━━━ Entries ━━━
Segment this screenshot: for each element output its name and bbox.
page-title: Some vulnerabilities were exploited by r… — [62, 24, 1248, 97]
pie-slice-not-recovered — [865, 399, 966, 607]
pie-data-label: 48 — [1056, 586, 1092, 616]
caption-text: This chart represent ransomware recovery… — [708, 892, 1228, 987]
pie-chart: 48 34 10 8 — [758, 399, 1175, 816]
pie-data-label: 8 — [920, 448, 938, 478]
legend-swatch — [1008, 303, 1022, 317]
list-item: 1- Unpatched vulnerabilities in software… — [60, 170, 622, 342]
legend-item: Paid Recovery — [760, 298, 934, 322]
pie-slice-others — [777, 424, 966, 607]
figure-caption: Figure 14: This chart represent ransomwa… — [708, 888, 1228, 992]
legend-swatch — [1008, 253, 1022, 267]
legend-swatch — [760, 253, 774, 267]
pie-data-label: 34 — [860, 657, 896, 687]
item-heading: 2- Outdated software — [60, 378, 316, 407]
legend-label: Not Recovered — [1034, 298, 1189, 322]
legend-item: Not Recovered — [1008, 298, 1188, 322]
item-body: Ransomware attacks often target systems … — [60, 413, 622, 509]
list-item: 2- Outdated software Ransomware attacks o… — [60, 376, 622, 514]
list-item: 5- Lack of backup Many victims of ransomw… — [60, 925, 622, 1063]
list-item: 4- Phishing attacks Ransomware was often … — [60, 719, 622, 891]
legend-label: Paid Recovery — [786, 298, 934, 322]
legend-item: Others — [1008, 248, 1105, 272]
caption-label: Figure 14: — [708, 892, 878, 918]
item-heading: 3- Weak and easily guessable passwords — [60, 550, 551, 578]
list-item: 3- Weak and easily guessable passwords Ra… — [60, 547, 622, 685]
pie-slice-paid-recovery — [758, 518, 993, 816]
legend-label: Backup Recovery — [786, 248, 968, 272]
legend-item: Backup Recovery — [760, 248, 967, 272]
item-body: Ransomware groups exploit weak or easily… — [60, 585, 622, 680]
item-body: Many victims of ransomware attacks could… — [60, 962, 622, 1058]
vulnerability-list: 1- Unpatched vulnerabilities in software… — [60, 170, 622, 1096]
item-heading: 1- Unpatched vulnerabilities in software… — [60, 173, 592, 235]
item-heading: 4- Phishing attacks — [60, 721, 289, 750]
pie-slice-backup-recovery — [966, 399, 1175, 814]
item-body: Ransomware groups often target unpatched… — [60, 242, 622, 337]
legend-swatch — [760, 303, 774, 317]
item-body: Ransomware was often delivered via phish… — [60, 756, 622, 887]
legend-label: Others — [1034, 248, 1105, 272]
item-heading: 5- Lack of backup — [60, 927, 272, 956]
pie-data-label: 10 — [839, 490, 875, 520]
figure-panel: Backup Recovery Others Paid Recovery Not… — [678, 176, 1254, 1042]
━━━
= What the task requires =
Can you copy the material without any changes, from its very first line through the line containing "item-heading: 2- Outdated", with both of those lines included?

= The result =
Segment this screenshot: for each element output its name and bbox.
page-title: Some vulnerabilities were exploited by r… — [62, 24, 1248, 97]
pie-slice-not-recovered — [865, 399, 966, 607]
pie-data-label: 48 — [1056, 586, 1092, 616]
caption-text: This chart represent ransomware recovery… — [708, 892, 1228, 987]
pie-chart: 48 34 10 8 — [758, 399, 1175, 816]
pie-data-label: 8 — [920, 448, 938, 478]
legend-swatch — [1008, 303, 1022, 317]
list-item: 1- Unpatched vulnerabilities in software… — [60, 170, 622, 342]
legend-item: Paid Recovery — [760, 298, 934, 322]
pie-slice-others — [777, 424, 966, 607]
figure-caption: Figure 14: This chart represent ransomwa… — [708, 888, 1228, 992]
legend-swatch — [1008, 253, 1022, 267]
legend-swatch — [760, 253, 774, 267]
pie-data-label: 34 — [860, 657, 896, 687]
item-heading: 2- Outdated software — [60, 378, 316, 407]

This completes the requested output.